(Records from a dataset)
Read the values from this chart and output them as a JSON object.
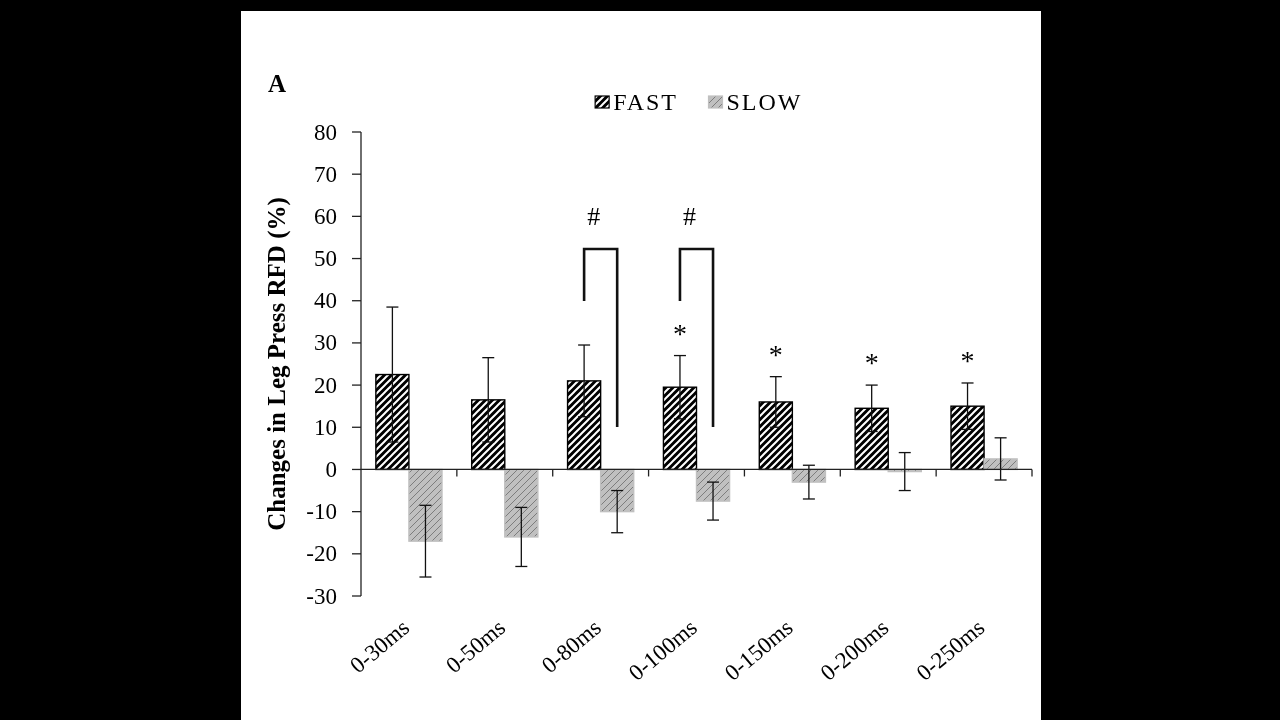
{
  "chart_data": {
    "type": "bar",
    "ylabel": "Changes in Leg Press RFD (%)",
    "categories": [
      "0-30ms",
      "0-50ms",
      "0-80ms",
      "0-100ms",
      "0-150ms",
      "0-200ms",
      "0-250ms"
    ],
    "series": [
      {
        "name": "FAST",
        "color": "#000000",
        "values": [
          22.5,
          16.5,
          21,
          19.5,
          16,
          14.5,
          15
        ],
        "errors": [
          16,
          10,
          8.5,
          7.5,
          6,
          5.5,
          5.5
        ]
      },
      {
        "name": "SLOW",
        "color": "#c0c0c0",
        "values": [
          -17,
          -16,
          -10,
          -7.5,
          -3,
          -0.5,
          2.5
        ],
        "errors": [
          8.5,
          7,
          5,
          4.5,
          4,
          4.5,
          5
        ]
      }
    ],
    "ylim": [
      -30,
      80
    ],
    "yticks": [
      -30,
      -20,
      -10,
      0,
      10,
      20,
      30,
      40,
      50,
      60,
      70,
      80
    ],
    "legend": "top",
    "annotations": [
      "A",
      "#",
      "#",
      {
        "text": "*",
        "x": "0-100ms",
        "y": 19.5
      },
      {
        "text": "*",
        "x": "0-150ms",
        "y": 16
      },
      {
        "text": "*",
        "x": "0-200ms",
        "y": 14.5
      },
      {
        "text": "*",
        "x": "0-250ms",
        "y": 15
      }
    ]
  }
}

:: Job ::
Skip the images and write out the rest of the listing exactly.

:: The completed task ::
Read the values from this chart and output them as a JSON object.
{
  "chart_data": {
    "type": "bar",
    "ylabel": "Changes in Leg Press RFD (%)",
    "categories": [
      "0-30ms",
      "0-50ms",
      "0-80ms",
      "0-100ms",
      "0-150ms",
      "0-200ms",
      "0-250ms"
    ],
    "series": [
      {
        "name": "FAST",
        "color": "#000000",
        "values": [
          22.5,
          16.5,
          21,
          19.5,
          16,
          14.5,
          15
        ],
        "errors": [
          16,
          10,
          8.5,
          7.5,
          6,
          5.5,
          5.5
        ]
      },
      {
        "name": "SLOW",
        "color": "#c0c0c0",
        "values": [
          -17,
          -16,
          -10,
          -7.5,
          -3,
          -0.5,
          2.5
        ],
        "errors": [
          8.5,
          7,
          5,
          4.5,
          4,
          4.5,
          5
        ]
      }
    ],
    "ylim": [
      -30,
      80
    ],
    "yticks": [
      -30,
      -20,
      -10,
      0,
      10,
      20,
      30,
      40,
      50,
      60,
      70,
      80
    ],
    "legend": "top",
    "annotations": [
      "A",
      "#",
      "#",
      {
        "text": "*",
        "x": "0-100ms",
        "y": 19.5
      },
      {
        "text": "*",
        "x": "0-150ms",
        "y": 16
      },
      {
        "text": "*",
        "x": "0-200ms",
        "y": 14.5
      },
      {
        "text": "*",
        "x": "0-250ms",
        "y": 15
      }
    ]
  }
}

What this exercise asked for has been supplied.